### Set problem
Present the following entries again, word for word and in full.

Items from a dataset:
------------------------------------------------------------

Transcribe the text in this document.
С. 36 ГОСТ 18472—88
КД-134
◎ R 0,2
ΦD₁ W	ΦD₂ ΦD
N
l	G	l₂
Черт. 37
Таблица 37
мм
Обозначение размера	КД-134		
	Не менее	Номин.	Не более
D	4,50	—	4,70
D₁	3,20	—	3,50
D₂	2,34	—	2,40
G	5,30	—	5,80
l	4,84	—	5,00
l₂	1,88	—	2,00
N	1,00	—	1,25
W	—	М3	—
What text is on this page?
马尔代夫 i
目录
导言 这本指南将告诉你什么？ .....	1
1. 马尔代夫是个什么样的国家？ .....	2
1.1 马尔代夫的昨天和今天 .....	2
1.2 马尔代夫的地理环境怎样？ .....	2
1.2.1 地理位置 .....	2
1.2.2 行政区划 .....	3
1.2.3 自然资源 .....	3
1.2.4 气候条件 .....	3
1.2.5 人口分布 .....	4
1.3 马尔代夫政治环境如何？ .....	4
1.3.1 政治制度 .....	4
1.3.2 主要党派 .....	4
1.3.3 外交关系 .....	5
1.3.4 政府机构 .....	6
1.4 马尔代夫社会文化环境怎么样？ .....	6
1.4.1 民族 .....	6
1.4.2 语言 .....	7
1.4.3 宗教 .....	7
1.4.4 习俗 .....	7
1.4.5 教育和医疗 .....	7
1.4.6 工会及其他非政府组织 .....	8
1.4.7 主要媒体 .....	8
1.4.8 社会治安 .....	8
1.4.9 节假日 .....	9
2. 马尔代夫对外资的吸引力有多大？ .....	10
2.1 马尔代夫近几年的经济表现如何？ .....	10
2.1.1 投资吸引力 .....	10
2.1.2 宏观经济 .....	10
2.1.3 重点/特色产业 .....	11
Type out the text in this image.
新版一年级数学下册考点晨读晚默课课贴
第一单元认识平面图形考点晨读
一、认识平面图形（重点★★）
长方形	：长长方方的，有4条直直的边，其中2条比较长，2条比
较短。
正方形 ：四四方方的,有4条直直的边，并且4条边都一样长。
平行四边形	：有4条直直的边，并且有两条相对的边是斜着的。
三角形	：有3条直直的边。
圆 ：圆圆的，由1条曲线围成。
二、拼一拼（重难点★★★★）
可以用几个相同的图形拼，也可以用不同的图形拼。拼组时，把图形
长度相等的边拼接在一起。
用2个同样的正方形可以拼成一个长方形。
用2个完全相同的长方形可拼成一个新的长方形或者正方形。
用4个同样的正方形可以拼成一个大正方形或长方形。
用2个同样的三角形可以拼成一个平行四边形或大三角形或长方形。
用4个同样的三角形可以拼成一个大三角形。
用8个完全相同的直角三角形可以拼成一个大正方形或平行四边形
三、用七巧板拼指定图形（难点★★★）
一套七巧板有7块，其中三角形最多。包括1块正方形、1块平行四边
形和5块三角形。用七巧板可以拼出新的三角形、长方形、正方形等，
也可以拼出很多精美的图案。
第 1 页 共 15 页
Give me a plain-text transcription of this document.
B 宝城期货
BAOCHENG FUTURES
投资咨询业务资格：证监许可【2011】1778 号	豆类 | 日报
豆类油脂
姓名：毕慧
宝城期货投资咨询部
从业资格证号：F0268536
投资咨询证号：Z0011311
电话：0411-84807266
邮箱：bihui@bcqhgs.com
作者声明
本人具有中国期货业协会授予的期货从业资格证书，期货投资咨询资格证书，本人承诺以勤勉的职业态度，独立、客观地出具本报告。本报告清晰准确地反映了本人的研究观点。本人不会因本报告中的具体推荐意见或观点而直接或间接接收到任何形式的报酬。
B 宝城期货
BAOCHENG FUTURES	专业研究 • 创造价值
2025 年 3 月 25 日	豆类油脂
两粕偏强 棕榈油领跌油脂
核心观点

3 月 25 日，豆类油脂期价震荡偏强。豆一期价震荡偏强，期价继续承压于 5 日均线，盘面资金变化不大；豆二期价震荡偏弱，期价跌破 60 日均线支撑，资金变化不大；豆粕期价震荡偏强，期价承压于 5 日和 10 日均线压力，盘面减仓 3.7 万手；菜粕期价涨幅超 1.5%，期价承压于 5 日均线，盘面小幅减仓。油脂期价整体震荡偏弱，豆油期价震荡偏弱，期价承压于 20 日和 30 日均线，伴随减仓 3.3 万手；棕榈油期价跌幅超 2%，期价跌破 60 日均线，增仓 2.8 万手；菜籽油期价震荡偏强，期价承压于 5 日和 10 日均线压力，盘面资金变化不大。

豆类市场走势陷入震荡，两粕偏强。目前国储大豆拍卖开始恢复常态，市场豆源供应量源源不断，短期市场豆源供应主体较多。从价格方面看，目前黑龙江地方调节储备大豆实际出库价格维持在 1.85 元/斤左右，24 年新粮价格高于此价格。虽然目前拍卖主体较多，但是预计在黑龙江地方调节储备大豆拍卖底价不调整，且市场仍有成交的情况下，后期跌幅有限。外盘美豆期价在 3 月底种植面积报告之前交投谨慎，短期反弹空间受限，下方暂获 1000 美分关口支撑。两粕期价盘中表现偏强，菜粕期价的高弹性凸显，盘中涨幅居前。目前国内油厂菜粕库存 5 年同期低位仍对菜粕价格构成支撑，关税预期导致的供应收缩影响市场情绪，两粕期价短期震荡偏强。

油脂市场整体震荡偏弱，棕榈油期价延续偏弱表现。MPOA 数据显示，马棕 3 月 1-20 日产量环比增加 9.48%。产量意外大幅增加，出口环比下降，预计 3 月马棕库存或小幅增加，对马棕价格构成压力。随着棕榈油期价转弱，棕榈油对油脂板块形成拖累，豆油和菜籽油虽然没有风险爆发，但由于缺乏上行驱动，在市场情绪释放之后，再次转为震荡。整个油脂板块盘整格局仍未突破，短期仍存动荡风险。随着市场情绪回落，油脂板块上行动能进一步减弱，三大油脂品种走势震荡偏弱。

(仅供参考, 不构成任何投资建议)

------------------------------------------------------------

### The answer
Transcribe the text in this document.
С. 36 ГОСТ 18472—88
КД-134
◎ R 0,2
ΦD₁ W	ΦD₂ ΦD
N
l	G	l₂
Черт. 37
Таблица 37
мм
Обозначение размера	КД-134		
	Не менее	Номин.	Не более
D	4,50	—	4,70
D₁	3,20	—	3,50
D₂	2,34	—	2,40
G	5,30	—	5,80
l	4,84	—	5,00
l₂	1,88	—	2,00
N	1,00	—	1,25
W	—	М3	—
What text is on this page?
马尔代夫 i
目录
导言 这本指南将告诉你什么？ .....	1
1. 马尔代夫是个什么样的国家？ .....	2
1.1 马尔代夫的昨天和今天 .....	2
1.2 马尔代夫的地理环境怎样？ .....	2
1.2.1 地理位置 .....	2
1.2.2 行政区划 .....	3
1.2.3 自然资源 .....	3
1.2.4 气候条件 .....	3
1.2.5 人口分布 .....	4
1.3 马尔代夫政治环境如何？ .....	4
1.3.1 政治制度 .....	4
1.3.2 主要党派 .....	4
1.3.3 外交关系 .....	5
1.3.4 政府机构 .....	6
1.4 马尔代夫社会文化环境怎么样？ .....	6
1.4.1 民族 .....	6
1.4.2 语言 .....	7
1.4.3 宗教 .....	7
1.4.4 习俗 .....	7
1.4.5 教育和医疗 .....	7
1.4.6 工会及其他非政府组织 .....	8
1.4.7 主要媒体 .....	8
1.4.8 社会治安 .....	8
1.4.9 节假日 .....	9
2. 马尔代夫对外资的吸引力有多大？ .....	10
2.1 马尔代夫近几年的经济表现如何？ .....	10
2.1.1 投资吸引力 .....	10
2.1.2 宏观经济 .....	10
2.1.3 重点/特色产业 .....	11
Type out the text in this image.
新版一年级数学下册考点晨读晚默课课贴
第一单元认识平面图形考点晨读
一、认识平面图形（重点★★）
长方形	：长长方方的，有4条直直的边，其中2条比较长，2条比
较短。
正方形 ：四四方方的,有4条直直的边，并且4条边都一样长。
平行四边形	：有4条直直的边，并且有两条相对的边是斜着的。
三角形	：有3条直直的边。
圆 ：圆圆的，由1条曲线围成。
二、拼一拼（重难点★★★★）
可以用几个相同的图形拼，也可以用不同的图形拼。拼组时，把图形
长度相等的边拼接在一起。
用2个同样的正方形可以拼成一个长方形。
用2个完全相同的长方形可拼成一个新的长方形或者正方形。
用4个同样的正方形可以拼成一个大正方形或长方形。
用2个同样的三角形可以拼成一个平行四边形或大三角形或长方形。
用4个同样的三角形可以拼成一个大三角形。
用8个完全相同的直角三角形可以拼成一个大正方形或平行四边形
三、用七巧板拼指定图形（难点★★★）
一套七巧板有7块，其中三角形最多。包括1块正方形、1块平行四边
形和5块三角形。用七巧板可以拼出新的三角形、长方形、正方形等，
也可以拼出很多精美的图案。
第 1 页 共 15 页
Give me a plain-text transcription of this document.
B 宝城期货
BAOCHENG FUTURES
投资咨询业务资格：证监许可【2011】1778 号	豆类 | 日报
豆类油脂
姓名：毕慧
宝城期货投资咨询部
从业资格证号：F0268536
投资咨询证号：Z0011311
电话：0411-84807266
邮箱：bihui@bcqhgs.com
作者声明
本人具有中国期货业协会授予的期货从业资格证书，期货投资咨询资格证书，本人承诺以勤勉的职业态度，独立、客观地出具本报告。本报告清晰准确地反映了本人的研究观点。本人不会因本报告中的具体推荐意见或观点而直接或间接接收到任何形式的报酬。
B 宝城期货
BAOCHENG FUTURES	专业研究 • 创造价值
2025 年 3 月 25 日	豆类油脂
两粕偏强 棕榈油领跌油脂
核心观点

3 月 25 日，豆类油脂期价震荡偏强。豆一期价震荡偏强，期价继续承压于 5 日均线，盘面资金变化不大；豆二期价震荡偏弱，期价跌破 60 日均线支撑，资金变化不大；豆粕期价震荡偏强，期价承压于 5 日和 10 日均线压力，盘面减仓 3.7 万手；菜粕期价涨幅超 1.5%，期价承压于 5 日均线，盘面小幅减仓。油脂期价整体震荡偏弱，豆油期价震荡偏弱，期价承压于 20 日和 30 日均线，伴随减仓 3.3 万手；棕榈油期价跌幅超 2%，期价跌破 60 日均线，增仓 2.8 万手；菜籽油期价震荡偏强，期价承压于 5 日和 10 日均线压力，盘面资金变化不大。

豆类市场走势陷入震荡，两粕偏强。目前国储大豆拍卖开始恢复常态，市场豆源供应量源源不断，短期市场豆源供应主体较多。从价格方面看，目前黑龙江地方调节储备大豆实际出库价格维持在 1.85 元/斤左右，24 年新粮价格高于此价格。虽然目前拍卖主体较多，但是预计在黑龙江地方调节储备大豆拍卖底价不调整，且市场仍有成交的情况下，后期跌幅有限。外盘美豆期价在 3 月底种植面积报告之前交投谨慎，短期反弹空间受限，下方暂获 1000 美分关口支撑。两粕期价盘中表现偏强，菜粕期价的高弹性凸显，盘中涨幅居前。目前国内油厂菜粕库存 5 年同期低位仍对菜粕价格构成支撑，关税预期导致的供应收缩影响市场情绪，两粕期价短期震荡偏强。

油脂市场整体震荡偏弱，棕榈油期价延续偏弱表现。MPOA 数据显示，马棕 3 月 1-20 日产量环比增加 9.48%。产量意外大幅增加，出口环比下降，预计 3 月马棕库存或小幅增加，对马棕价格构成压力。随着棕榈油期价转弱，棕榈油对油脂板块形成拖累，豆油和菜籽油虽然没有风险爆发，但由于缺乏上行驱动，在市场情绪释放之后，再次转为震荡。整个油脂板块盘整格局仍未突破，短期仍存动荡风险。随着市场情绪回落，油脂板块上行动能进一步减弱，三大油脂品种走势震荡偏弱。

(仅供参考, 不构成任何投资建议)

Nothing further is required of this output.